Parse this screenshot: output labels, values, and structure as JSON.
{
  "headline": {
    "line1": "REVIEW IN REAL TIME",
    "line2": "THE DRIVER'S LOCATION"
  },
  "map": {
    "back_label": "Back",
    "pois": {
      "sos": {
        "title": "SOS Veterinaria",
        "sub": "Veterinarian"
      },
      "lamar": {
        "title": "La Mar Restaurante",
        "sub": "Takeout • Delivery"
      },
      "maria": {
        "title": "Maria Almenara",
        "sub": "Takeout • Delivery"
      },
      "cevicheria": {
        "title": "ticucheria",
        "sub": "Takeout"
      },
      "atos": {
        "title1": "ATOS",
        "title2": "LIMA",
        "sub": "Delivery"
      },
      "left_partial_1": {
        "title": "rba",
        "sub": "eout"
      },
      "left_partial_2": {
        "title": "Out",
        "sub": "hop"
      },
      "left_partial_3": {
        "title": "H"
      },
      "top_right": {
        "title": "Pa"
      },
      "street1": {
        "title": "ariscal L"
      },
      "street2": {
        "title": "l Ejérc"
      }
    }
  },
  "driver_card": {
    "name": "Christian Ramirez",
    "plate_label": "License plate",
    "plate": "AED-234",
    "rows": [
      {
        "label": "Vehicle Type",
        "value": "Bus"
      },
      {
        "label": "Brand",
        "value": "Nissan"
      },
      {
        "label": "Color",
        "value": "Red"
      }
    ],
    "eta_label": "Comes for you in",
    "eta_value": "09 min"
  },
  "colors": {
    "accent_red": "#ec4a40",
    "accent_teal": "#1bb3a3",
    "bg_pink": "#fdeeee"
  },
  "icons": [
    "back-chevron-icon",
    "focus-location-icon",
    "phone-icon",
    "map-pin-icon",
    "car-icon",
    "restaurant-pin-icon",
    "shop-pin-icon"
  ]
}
++++++++++++++++++++
**WHAT IS NEEDED**
Quote all the records. Keep every word exact.

**RESULT OF THIS EXERCISE**
Parse this screenshot: output labels, values, and structure as JSON.
{
  "headline": {
    "line1": "REVIEW IN REAL TIME",
    "line2": "THE DRIVER'S LOCATION"
  },
  "map": {
    "back_label": "Back",
    "pois": {
      "sos": {
        "title": "SOS Veterinaria",
        "sub": "Veterinarian"
      },
      "lamar": {
        "title": "La Mar Restaurante",
        "sub": "Takeout • Delivery"
      },
      "maria": {
        "title": "Maria Almenara",
        "sub": "Takeout • Delivery"
      },
      "cevicheria": {
        "title": "ticucheria",
        "sub": "Takeout"
      },
      "atos": {
        "title1": "ATOS",
        "title2": "LIMA",
        "sub": "Delivery"
      },
      "left_partial_1": {
        "title": "rba",
        "sub": "eout"
      },
      "left_partial_2": {
        "title": "Out",
        "sub": "hop"
      },
      "left_partial_3": {
        "title": "H"
      },
      "top_right": {
        "title": "Pa"
      },
      "street1": {
        "title": "ariscal L"
      },
      "street2": {
        "title": "l Ejérc"
      }
    }
  },
  "driver_card": {
    "name": "Christian Ramirez",
    "plate_label": "License plate",
    "plate": "AED-234",
    "rows": [
      {
        "label": "Vehicle Type",
        "value": "Bus"
      },
      {
        "label": "Brand",
        "value": "Nissan"
      },
      {
        "label": "Color",
        "value": "Red"
      }
    ],
    "eta_label": "Comes for you in",
    "eta_value": "09 min"
  },
  "colors": {
    "accent_red": "#ec4a40",
    "accent_teal": "#1bb3a3",
    "bg_pink": "#fdeeee"
  },
  "icons": [
    "back-chevron-icon",
    "focus-location-icon",
    "phone-icon",
    "map-pin-icon",
    "car-icon",
    "restaurant-pin-icon",
    "shop-pin-icon"
  ]
}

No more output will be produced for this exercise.